* **WHAT IS NEEDED**:
Count each line in which the word "Marketed" appears. Reply with the total and nothing more.

++++++++++

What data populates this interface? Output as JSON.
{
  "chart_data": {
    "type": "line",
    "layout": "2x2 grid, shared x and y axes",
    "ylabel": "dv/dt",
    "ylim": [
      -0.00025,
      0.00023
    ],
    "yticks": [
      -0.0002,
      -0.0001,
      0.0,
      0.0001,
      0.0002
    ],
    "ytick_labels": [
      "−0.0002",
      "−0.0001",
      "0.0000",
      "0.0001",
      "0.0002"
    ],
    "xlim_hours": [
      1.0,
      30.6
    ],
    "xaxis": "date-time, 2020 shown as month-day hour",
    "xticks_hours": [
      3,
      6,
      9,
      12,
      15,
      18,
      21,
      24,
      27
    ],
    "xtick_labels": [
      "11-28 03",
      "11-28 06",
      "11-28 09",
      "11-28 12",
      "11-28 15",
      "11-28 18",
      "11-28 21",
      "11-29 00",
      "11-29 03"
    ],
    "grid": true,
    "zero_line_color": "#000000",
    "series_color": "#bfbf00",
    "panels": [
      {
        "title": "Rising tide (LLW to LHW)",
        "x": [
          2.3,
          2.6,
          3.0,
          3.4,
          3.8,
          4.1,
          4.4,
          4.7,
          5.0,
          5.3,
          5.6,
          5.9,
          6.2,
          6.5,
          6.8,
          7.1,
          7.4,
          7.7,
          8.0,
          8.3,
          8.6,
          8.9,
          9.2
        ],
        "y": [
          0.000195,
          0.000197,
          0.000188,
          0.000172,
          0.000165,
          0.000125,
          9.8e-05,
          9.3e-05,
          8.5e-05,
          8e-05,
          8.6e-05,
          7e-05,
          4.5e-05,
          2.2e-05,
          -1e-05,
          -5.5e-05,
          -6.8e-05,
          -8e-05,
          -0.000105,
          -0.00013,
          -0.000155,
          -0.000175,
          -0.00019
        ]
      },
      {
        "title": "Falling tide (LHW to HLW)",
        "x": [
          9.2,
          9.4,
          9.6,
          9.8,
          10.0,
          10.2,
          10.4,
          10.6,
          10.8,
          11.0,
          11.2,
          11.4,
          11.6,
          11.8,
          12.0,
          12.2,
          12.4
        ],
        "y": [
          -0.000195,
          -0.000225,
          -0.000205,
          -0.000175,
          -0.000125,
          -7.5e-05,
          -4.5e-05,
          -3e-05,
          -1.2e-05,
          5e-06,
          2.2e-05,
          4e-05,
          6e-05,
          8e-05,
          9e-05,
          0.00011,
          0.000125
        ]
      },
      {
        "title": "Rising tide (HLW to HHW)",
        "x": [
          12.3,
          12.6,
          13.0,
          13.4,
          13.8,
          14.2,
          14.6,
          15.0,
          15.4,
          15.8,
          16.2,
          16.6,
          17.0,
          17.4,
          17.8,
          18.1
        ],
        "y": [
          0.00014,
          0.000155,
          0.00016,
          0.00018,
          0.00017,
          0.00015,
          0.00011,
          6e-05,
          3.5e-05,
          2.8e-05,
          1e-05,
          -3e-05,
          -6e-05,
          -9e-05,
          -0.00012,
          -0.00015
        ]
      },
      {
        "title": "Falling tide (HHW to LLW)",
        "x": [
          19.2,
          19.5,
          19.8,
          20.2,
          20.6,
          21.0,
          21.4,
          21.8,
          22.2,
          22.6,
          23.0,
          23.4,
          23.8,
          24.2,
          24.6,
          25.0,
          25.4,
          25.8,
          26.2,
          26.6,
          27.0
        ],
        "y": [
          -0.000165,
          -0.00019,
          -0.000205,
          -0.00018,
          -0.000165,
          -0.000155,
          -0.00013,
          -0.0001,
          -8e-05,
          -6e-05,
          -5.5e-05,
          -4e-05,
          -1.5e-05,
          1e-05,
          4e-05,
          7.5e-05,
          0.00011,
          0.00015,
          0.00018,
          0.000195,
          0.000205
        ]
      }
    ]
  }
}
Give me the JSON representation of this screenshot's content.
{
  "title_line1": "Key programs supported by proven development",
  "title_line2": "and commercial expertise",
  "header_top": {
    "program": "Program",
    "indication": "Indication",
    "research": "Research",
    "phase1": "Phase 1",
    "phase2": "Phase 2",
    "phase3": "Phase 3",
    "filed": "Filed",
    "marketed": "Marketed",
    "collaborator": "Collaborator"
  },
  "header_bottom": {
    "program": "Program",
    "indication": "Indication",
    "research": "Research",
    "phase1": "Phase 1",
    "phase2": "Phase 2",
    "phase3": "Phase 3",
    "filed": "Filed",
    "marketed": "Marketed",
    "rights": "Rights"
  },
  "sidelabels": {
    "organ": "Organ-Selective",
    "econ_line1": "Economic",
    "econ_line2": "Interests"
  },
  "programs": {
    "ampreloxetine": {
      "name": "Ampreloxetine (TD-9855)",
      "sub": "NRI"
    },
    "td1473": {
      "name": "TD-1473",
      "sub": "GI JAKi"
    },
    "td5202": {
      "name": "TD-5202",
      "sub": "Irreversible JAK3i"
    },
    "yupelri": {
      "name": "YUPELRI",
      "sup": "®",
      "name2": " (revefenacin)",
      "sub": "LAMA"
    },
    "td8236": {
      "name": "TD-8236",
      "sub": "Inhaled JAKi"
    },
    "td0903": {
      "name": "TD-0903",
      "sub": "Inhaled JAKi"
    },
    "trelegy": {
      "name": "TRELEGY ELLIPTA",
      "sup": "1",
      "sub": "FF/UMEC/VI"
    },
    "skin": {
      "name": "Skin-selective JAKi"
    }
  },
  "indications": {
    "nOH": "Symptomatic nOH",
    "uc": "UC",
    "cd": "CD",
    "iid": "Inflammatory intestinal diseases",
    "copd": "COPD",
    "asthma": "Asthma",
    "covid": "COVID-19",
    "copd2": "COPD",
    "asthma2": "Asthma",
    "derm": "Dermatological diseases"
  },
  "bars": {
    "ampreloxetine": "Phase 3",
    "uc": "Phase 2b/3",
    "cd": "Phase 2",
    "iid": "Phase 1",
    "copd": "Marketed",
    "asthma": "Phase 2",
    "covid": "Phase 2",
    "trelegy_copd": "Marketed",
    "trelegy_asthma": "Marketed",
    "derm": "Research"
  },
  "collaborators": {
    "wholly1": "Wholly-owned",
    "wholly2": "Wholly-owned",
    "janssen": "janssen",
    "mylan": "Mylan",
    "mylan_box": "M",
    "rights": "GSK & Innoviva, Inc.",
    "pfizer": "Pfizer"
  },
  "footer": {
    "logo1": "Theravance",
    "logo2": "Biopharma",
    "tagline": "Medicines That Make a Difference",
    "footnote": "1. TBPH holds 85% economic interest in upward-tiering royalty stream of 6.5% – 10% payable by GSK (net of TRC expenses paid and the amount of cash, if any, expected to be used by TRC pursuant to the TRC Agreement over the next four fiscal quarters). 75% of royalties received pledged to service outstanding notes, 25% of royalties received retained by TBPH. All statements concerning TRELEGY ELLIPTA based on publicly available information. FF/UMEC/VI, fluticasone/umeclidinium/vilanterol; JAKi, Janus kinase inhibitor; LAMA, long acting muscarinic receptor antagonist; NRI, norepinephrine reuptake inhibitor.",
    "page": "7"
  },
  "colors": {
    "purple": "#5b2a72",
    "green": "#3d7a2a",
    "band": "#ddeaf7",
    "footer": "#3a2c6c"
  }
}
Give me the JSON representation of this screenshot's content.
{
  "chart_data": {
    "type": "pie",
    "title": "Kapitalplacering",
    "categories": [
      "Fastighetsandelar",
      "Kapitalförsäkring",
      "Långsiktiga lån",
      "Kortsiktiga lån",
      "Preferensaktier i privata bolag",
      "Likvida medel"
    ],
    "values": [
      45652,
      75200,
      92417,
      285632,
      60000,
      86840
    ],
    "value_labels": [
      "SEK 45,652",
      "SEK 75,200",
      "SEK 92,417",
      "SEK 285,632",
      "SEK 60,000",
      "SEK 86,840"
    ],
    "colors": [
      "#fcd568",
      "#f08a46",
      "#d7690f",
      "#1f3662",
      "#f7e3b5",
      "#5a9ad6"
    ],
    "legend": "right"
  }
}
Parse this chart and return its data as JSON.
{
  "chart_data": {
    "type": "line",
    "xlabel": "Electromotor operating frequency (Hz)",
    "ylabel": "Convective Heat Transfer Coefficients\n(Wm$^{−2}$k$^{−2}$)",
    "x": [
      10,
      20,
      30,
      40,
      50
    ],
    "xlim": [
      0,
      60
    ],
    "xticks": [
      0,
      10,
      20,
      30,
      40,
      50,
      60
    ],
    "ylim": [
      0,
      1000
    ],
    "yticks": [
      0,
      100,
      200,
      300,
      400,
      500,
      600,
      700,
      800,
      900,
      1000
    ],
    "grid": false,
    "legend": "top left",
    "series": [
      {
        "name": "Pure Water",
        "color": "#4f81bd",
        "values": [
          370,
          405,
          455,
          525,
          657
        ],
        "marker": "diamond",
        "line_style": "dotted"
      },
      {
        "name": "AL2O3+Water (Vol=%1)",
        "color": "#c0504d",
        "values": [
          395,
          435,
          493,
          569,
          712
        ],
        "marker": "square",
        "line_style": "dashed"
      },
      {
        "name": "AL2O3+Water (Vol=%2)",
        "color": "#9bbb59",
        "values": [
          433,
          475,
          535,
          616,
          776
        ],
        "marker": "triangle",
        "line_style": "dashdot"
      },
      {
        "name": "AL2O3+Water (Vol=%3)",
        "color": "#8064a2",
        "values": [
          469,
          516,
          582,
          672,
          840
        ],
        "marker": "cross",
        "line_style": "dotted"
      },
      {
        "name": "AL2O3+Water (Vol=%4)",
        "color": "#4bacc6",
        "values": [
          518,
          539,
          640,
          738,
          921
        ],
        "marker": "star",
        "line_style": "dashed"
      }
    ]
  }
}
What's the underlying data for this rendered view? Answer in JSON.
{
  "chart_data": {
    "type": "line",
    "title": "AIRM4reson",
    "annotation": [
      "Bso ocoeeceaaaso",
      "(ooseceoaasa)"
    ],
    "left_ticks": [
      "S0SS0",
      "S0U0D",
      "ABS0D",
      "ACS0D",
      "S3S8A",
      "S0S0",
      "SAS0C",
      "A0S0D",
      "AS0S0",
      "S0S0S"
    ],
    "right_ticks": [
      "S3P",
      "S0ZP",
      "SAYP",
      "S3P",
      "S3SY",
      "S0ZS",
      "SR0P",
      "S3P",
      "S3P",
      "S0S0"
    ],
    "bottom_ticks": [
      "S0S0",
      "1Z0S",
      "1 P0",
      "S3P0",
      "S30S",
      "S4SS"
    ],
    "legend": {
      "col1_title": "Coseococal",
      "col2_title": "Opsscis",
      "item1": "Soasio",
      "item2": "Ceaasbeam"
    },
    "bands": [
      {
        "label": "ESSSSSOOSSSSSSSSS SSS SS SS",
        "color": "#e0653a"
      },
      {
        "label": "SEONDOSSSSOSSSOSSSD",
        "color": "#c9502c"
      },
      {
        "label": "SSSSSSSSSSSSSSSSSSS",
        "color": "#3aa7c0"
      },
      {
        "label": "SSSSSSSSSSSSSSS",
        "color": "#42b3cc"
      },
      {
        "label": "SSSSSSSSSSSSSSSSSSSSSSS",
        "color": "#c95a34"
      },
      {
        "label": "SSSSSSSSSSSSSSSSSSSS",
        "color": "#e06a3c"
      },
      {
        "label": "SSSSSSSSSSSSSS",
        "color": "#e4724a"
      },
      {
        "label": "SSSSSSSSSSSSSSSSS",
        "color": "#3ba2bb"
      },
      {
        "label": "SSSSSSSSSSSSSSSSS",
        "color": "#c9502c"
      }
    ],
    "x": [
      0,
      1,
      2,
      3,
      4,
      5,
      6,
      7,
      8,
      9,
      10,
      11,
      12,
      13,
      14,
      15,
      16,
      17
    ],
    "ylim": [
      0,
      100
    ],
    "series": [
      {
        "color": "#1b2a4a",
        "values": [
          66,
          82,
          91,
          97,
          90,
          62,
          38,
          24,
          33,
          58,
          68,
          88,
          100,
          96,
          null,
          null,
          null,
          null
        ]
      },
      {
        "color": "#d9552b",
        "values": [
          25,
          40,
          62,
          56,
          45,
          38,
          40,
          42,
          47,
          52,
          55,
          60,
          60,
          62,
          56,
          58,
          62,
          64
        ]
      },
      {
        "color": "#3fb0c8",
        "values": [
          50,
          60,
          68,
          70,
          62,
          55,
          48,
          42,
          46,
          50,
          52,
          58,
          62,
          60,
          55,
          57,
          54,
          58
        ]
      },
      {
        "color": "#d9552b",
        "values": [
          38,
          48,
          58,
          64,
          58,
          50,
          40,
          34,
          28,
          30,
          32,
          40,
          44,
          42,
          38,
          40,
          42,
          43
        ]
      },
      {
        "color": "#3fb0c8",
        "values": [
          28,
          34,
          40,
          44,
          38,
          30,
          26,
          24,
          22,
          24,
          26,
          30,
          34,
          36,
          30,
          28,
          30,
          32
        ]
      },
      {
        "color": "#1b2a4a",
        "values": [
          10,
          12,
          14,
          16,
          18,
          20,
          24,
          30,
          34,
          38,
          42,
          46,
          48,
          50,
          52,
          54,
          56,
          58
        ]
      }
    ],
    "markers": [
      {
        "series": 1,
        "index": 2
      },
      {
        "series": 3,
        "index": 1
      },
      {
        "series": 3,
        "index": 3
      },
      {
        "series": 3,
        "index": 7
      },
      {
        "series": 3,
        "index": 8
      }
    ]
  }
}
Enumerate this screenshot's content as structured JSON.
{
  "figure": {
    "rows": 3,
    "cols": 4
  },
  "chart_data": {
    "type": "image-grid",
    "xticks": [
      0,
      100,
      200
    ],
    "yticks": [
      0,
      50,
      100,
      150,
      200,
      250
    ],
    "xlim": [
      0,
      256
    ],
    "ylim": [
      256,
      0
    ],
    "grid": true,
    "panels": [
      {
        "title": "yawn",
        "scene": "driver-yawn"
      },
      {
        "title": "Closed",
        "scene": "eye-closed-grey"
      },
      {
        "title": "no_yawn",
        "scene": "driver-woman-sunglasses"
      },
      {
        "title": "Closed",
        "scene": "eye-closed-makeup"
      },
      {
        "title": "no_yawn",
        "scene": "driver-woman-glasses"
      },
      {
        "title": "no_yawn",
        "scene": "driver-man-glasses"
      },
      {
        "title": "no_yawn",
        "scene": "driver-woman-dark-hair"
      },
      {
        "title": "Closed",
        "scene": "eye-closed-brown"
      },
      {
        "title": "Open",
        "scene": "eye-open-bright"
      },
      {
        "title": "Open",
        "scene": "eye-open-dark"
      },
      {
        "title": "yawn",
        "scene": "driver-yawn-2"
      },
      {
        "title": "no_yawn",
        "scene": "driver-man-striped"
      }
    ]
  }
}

++++++++++

* **TASK ANSWER**:
5